Wherever a line holds the string "color", copy that line.
--- DATA SUPPLIED ---
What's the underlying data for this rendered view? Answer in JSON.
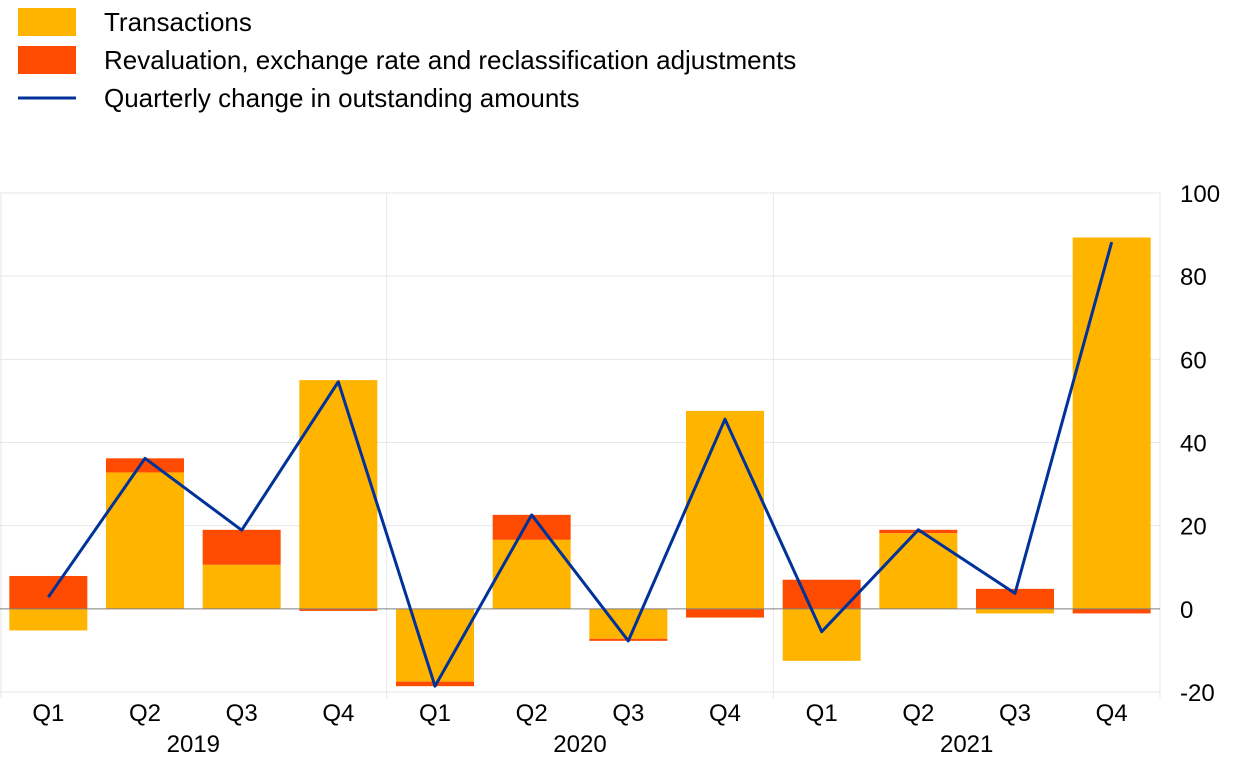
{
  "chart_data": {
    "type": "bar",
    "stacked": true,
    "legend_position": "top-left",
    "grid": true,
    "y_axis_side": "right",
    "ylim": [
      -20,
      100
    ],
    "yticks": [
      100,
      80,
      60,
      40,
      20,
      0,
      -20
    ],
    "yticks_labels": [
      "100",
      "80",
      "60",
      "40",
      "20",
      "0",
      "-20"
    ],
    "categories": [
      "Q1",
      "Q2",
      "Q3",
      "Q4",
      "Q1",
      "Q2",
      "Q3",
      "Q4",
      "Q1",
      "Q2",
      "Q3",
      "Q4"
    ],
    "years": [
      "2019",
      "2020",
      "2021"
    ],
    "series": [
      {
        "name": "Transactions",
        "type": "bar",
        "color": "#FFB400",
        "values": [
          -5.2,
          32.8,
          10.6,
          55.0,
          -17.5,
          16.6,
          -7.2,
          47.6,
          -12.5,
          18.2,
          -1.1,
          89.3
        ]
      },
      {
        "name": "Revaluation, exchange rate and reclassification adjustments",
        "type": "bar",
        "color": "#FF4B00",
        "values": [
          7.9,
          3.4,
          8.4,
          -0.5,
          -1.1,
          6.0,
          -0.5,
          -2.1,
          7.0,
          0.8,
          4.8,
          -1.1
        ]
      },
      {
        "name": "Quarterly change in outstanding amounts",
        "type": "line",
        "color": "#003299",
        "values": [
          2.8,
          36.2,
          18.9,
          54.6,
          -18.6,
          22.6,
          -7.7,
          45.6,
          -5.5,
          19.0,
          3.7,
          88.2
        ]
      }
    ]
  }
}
---
▶ _COMPLETE RESPONSE_:
        "color": "#FFB400",
        "color": "#FF4B00",
        "color": "#003299",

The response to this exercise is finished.